**Excerpt to read:**
start
United States District Court, Eastern District of Missouri
Oct 4, 2024
4:24-CV-486 HEA (E.D. Mo. Oct. 4, 2024)

Opinion

4:24-CV-486 HEA

10-04-2024

DANIEL FEUERBORN, natural father of Anakin Feuerborn, deceased, Plaintiff, v. TOYOTA MOTOR SALES, U.S.A, et al., Defendants.


OPINION, MEMORANDUM AND ORDER

HENRY EDWARD AUTREY, UNITED STATES DISTRICT JUDGE

This matter is before the Court on Plaintiff Daniel Feuerborn's Motion to Remand.(ECF No. 12). Defendants Toyota Motor Engineering & Manufacturing North America, Inc., Toyota Motor North America, Inc., Toyota Motor Sales U.S.A., Inc., and George Seeger & Sons, Inc. oppose the motion, which is fully briefed and ripe for review. For the reasons that follow, the Court grants Plaintiff's Motion to remand.

Also before the Court are Defendant George Seeger & Sons, Inc.'s Motion to Dismiss and Motion for Change of Venue, which were filed while the case was pending in state court, (ECF Nos. 26 and 27), and Plaintiff's Motion for Leave to File a First Amended Complaint, (ECF No. 44). The Court declines to address these motions because it finds Plaintiff's Motion to Remand has merit and, therefore, the Court lacks subject matter jurisdiction in this case.

I. Background

Plaintiff filed his Petition in the Circuit Court of St. Louis City on February 2, 2024, alleging wrongful death claims related to the death of his son, Anakin Feuerborn (the “Decedent”). The Decedent died following a single-vehicle collision that occurred in Coles County, Illinois on July 23, 2022.
end
**Data rows:**
start
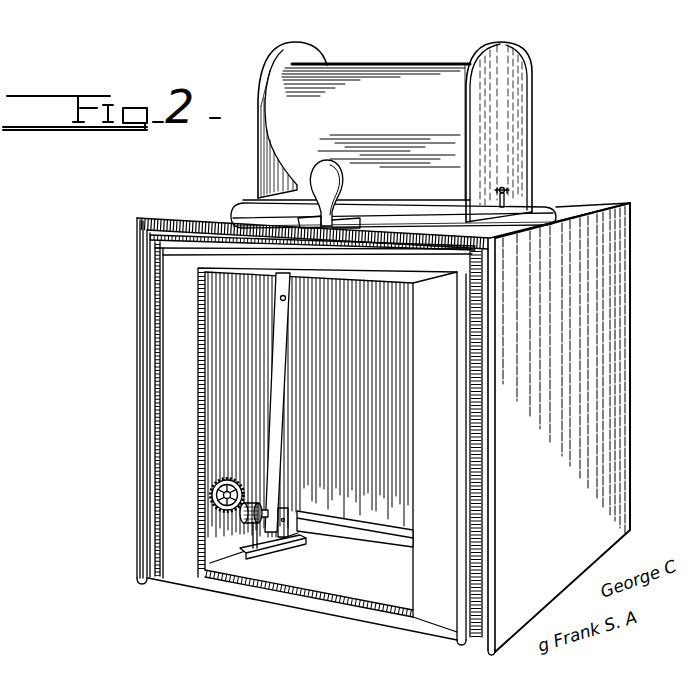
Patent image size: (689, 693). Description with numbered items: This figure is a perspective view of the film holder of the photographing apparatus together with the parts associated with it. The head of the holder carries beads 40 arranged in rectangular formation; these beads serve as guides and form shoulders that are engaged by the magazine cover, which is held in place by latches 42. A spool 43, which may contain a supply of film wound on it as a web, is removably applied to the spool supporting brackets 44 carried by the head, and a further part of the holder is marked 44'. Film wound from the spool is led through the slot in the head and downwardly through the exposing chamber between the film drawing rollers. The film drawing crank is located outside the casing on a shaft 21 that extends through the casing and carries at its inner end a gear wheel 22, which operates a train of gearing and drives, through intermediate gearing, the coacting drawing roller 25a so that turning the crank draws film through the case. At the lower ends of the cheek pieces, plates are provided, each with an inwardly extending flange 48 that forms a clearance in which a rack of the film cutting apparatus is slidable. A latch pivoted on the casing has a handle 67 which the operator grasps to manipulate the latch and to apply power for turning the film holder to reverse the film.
end
start
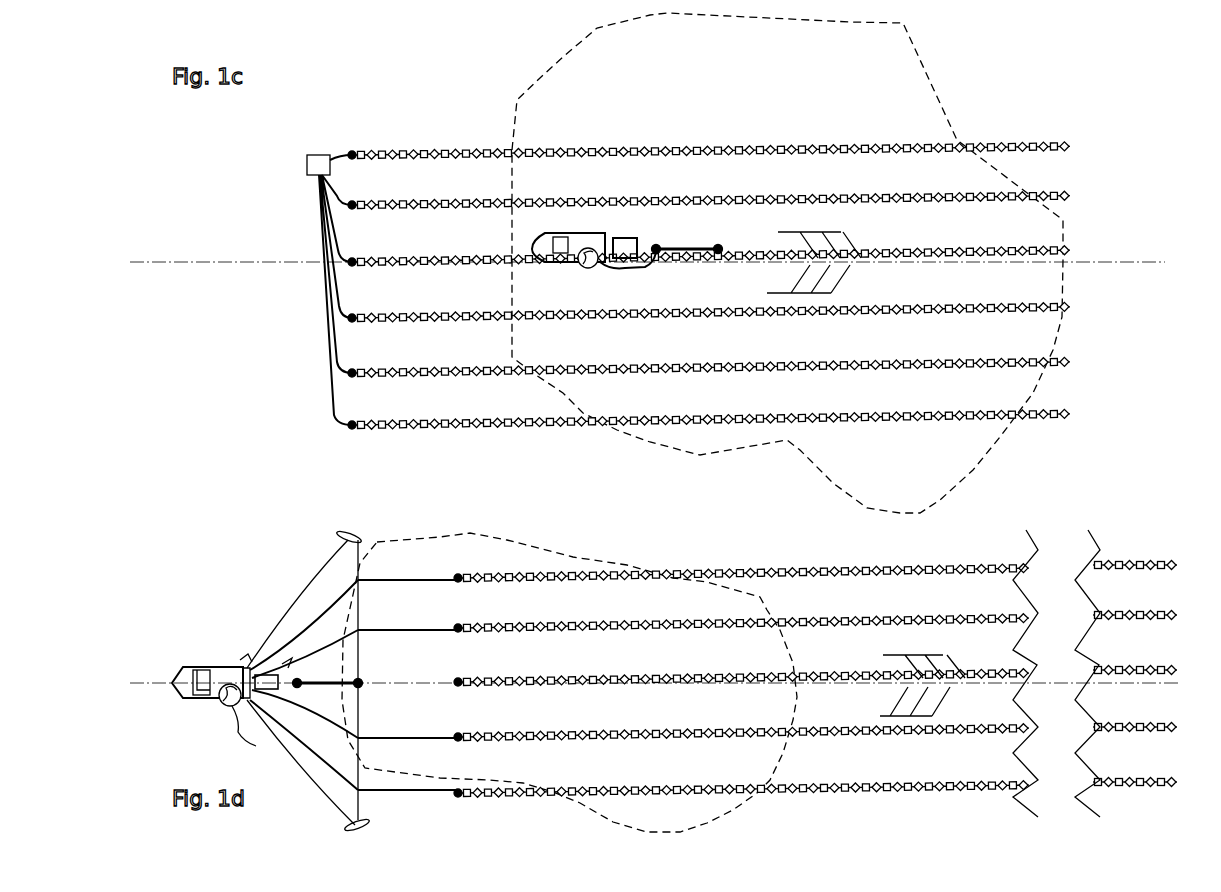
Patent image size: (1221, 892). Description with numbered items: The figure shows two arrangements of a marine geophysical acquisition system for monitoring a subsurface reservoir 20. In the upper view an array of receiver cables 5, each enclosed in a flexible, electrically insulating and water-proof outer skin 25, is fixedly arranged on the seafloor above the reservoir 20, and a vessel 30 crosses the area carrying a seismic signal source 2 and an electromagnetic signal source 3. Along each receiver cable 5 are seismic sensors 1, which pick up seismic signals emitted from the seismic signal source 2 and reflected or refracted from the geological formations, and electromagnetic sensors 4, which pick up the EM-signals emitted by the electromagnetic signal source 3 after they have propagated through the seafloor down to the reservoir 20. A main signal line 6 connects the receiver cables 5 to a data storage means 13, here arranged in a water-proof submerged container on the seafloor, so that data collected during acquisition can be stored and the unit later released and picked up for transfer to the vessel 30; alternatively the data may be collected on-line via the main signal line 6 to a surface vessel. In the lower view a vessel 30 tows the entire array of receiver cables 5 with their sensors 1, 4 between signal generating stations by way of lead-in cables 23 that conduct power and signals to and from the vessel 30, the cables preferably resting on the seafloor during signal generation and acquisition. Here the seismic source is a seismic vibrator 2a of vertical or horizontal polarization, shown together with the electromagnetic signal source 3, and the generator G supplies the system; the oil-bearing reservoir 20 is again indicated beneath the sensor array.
end
**Problems:**
1 – Answer these questions using the court opinion:
(a) In which court did Plaintiff file his Petition?
(b) Where did the single-vehicle collision occur?
(c) What is the ECF number of Plaintiff's Motion for Leave to File a First Amended Complaint?
2 – Rewrite the stretch of the court opinion from "DANIEL FEUERBORN, natural" through "Plaintiff's Motion to remand.", swapping "the Court" for "this Court".
3 – Pick up the court opinion on the wrongful death case at the point where it stops, and keep writing.

**Answers to the tasks:**
1 –
(a) The Circuit Court of St. Louis City
(b) Coles County, Illinois
(c) ECF No. 44

2 –
DANIEL FEUERBORN, natural father of Anakin Feuerborn, deceased, Plaintiff, v. TOYOTA MOTOR SALES, U.S.A, et al., Defendants.


OPINION, MEMORANDUM AND ORDER

HENRY EDWARD AUTREY, UNITED STATES DISTRICT JUDGE

This matter is before this Court on Plaintiff Daniel Feuerborn's Motion to Remand.(ECF No. 12). Defendants Toyota Motor Engineering & Manufacturing North America, Inc., Toyota Motor North America, Inc., Toyota Motor Sales U.S.A., Inc., and George Seeger & Sons, Inc. oppose the motion, which is fully briefed and ripe for review. For the reasons that follow, this Court grants Plaintiff's Motion to remand.

3 –
According to the state court Petition, at the time of the collision Decedent was operating a 2009 Toyota Scion TC (the “Subject Toyota”) and was wearing his seat belt when the car drifted onto the gravel shoulder on the north side of the highway. The Decedent exited the roadway into the ditch on the south side of the road. During the collision, the rear of the Subject Toyota made contact with the ground, and the front seating system failed to contain the Decedent. The Decedent was ejected from the rear of the car. The Petition alleges that “the driver's seatback was noted to be broken flat, and was resting on the back seat, and the driver's seat belt was buckled.” (ECF No. 11 at 9 ¶ 18). And “[a]s a result of the defective and unreasonably dangerous condition of the driver seat of the [Subject Toyota], the seatbacks failed and caused the Decedent to suffer severe and exacerbated injuries. As a result of these injuries, Anakin Feuerborn died on July 24, 2022.” (Id. at ¶ 19).

Plaintiff brings wrongful death claims of negligence and strict liability against Defendants Toyota Motor Sales, U.S.A. Inc., (Counts I and V); Toyota Motor Engineering & Manufacturing North America, (Counts II and VI); Toyota Motor Corporation, (Counts III and VII); Toyota Motor North America, Inc., (Counts IV and VIII); and George Seeger & Sons, Inc. (“Seeger Toyota”), (Counts IX and X). Plaintiff's claims relate to the condition and defects in the driver's seat of the Subject Toyota.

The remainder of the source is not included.